Records from a collection:
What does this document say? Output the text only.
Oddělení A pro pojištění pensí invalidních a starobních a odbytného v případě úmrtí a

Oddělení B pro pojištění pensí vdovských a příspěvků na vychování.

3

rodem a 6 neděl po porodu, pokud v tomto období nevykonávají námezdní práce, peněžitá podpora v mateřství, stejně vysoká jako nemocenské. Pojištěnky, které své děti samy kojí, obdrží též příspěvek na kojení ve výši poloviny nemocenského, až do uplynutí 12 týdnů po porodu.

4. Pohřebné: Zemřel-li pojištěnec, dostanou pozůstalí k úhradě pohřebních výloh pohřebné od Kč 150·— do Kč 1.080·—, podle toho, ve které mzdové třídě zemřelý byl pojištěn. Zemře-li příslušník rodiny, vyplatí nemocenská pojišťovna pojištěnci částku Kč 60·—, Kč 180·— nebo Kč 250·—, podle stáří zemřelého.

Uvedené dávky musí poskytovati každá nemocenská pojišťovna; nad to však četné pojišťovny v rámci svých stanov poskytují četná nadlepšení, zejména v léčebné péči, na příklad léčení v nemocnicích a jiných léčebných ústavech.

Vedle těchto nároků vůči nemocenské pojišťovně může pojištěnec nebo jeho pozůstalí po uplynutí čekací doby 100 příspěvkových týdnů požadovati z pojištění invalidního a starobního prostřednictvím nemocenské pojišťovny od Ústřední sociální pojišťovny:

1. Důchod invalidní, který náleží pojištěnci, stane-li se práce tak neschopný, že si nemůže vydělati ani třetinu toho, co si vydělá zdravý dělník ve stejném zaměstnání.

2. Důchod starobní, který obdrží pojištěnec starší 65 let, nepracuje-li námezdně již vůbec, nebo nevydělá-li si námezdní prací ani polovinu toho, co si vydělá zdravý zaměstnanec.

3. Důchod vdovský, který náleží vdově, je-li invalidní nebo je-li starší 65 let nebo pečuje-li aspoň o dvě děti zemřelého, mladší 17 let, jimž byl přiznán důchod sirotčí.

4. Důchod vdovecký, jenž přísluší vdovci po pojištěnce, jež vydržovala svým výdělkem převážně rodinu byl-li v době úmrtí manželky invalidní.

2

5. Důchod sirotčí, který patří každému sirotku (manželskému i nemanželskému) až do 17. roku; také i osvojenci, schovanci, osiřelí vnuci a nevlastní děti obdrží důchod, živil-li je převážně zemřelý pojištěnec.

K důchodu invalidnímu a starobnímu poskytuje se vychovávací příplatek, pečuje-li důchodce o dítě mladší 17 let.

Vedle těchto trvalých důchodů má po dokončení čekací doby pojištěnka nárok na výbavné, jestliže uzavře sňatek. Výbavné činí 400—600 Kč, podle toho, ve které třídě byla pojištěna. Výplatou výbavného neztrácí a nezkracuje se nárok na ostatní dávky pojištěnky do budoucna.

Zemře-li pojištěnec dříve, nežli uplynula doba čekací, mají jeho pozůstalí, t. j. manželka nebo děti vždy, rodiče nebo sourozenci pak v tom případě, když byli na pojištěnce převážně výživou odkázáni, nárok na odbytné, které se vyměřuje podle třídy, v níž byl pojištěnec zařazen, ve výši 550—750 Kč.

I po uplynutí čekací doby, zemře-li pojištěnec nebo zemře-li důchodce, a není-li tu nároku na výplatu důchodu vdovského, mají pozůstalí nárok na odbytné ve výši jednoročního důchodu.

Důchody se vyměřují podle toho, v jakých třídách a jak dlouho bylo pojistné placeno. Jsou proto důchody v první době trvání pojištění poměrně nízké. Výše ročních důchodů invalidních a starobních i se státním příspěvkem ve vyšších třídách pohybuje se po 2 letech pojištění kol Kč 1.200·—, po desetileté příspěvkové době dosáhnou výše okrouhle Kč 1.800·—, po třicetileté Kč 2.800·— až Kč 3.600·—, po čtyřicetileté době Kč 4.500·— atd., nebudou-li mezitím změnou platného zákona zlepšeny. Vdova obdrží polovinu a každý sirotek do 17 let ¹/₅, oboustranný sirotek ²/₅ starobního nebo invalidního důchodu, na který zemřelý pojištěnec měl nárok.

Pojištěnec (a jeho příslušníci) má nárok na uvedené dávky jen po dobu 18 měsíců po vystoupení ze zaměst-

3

---

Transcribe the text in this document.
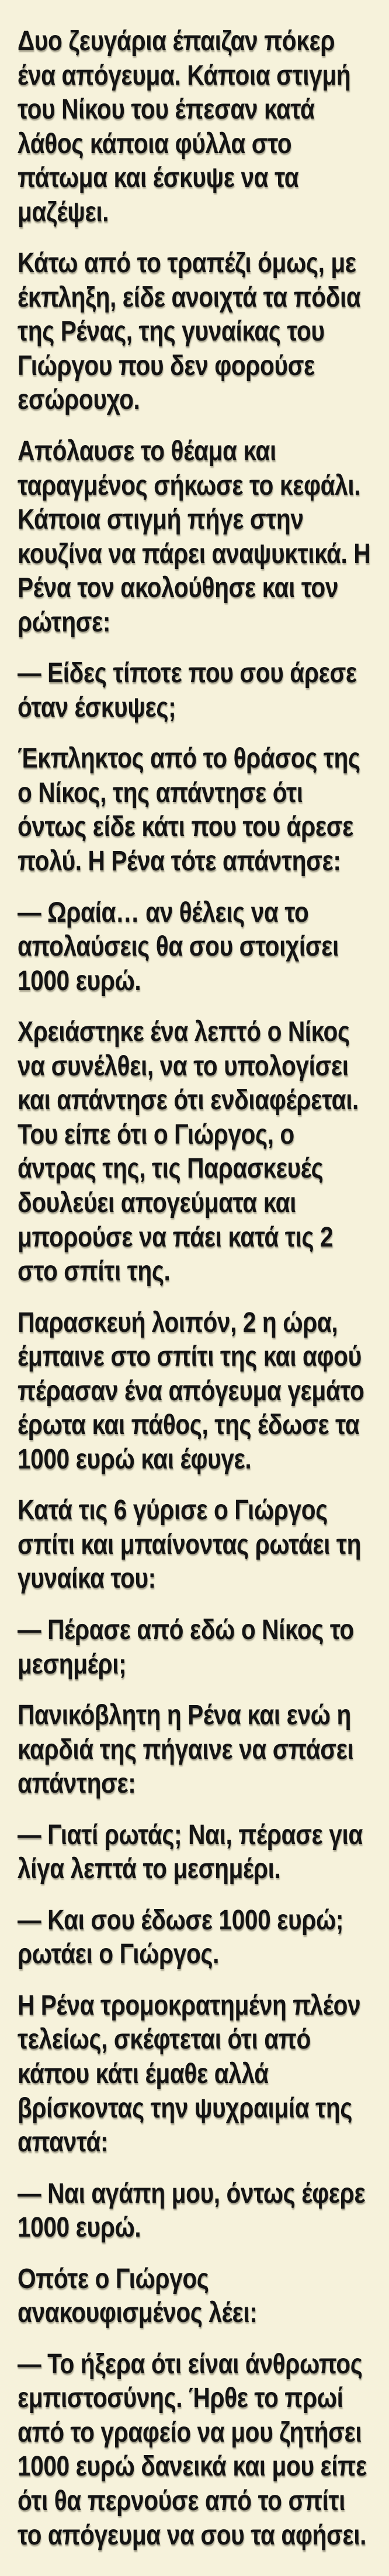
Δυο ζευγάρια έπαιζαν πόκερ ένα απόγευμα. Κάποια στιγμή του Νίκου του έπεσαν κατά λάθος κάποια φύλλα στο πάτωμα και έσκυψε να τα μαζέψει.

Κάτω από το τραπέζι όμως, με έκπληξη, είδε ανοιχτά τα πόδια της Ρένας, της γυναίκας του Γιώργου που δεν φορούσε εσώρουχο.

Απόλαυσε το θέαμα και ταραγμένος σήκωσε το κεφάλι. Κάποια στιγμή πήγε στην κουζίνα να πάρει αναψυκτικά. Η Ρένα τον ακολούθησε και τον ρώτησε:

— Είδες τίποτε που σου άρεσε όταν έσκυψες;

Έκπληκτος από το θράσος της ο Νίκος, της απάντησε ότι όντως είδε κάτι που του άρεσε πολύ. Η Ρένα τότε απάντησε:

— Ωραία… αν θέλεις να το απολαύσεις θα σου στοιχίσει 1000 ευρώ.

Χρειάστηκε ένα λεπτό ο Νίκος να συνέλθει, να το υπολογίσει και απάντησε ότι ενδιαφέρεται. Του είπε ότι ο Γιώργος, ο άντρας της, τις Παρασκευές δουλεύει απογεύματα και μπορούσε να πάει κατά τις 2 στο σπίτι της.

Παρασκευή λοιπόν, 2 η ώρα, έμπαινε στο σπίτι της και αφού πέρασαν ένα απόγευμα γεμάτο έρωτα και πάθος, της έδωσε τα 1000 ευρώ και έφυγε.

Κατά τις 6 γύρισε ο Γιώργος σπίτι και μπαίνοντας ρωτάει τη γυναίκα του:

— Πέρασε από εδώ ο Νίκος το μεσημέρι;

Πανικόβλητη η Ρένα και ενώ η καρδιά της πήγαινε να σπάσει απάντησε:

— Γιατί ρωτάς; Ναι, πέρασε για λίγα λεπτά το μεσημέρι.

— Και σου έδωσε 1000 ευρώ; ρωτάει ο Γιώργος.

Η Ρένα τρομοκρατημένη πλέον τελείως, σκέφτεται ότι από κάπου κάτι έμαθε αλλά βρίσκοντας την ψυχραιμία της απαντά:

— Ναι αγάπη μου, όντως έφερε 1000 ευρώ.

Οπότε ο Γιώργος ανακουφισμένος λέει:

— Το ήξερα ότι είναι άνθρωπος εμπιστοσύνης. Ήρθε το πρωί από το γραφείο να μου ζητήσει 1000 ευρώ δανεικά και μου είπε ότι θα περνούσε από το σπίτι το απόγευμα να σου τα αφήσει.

Exercise prompt:
From the records above, report the count of lines containing "Oddělení" and nothing more.

Answer to this task:
2